[Items from a data source]
-- Start --

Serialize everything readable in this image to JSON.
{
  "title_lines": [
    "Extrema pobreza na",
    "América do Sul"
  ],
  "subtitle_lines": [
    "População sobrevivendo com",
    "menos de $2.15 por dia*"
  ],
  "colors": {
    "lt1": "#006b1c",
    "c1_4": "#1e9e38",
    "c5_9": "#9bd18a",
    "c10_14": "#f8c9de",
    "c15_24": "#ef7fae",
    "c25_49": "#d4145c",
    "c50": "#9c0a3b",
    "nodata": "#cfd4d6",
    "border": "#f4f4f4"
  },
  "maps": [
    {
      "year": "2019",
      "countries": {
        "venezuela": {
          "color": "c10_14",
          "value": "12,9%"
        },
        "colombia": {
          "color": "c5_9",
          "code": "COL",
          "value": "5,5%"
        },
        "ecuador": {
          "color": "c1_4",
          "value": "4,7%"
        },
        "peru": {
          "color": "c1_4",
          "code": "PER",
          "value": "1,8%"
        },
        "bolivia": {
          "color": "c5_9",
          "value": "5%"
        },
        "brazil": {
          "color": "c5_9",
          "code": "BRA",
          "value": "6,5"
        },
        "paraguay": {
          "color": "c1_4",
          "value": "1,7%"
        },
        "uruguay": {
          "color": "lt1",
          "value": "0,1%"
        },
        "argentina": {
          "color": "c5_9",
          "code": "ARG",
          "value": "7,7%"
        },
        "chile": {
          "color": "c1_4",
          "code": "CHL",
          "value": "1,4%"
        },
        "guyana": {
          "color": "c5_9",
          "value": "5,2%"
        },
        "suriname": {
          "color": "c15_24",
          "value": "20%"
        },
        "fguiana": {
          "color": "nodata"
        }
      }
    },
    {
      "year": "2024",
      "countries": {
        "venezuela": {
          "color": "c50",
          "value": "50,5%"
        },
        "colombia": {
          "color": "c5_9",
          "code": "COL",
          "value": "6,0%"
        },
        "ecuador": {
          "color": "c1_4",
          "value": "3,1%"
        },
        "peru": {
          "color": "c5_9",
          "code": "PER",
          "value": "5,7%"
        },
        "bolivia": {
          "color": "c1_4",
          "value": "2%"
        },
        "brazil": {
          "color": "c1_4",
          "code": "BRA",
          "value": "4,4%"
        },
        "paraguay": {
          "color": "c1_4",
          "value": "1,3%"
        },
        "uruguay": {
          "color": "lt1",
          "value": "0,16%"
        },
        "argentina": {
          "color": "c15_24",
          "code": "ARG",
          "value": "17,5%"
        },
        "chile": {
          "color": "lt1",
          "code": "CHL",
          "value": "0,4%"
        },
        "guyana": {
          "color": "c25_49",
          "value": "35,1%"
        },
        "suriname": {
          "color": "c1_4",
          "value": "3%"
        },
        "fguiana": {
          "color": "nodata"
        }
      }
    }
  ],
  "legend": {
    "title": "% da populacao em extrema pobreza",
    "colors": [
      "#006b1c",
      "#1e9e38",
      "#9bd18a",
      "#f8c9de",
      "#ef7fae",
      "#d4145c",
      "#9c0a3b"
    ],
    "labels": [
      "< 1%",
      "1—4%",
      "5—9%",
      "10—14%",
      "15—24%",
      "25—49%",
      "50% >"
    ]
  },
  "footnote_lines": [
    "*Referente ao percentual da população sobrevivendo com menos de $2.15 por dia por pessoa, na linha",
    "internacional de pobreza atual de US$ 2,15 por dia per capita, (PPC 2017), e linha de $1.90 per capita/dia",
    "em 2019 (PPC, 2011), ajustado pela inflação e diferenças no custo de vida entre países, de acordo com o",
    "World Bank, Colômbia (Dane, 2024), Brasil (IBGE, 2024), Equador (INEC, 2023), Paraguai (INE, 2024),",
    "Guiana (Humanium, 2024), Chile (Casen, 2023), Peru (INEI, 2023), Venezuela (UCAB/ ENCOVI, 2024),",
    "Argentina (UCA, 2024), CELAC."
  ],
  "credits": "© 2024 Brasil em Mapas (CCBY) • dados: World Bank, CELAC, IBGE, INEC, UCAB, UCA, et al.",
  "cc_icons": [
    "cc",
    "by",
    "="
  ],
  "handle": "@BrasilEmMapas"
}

-- End --

• Exercise goal:
Check each line of the data above for the word "World" and say how many lines contain it, giving nothing besides the number.

• The answer:
2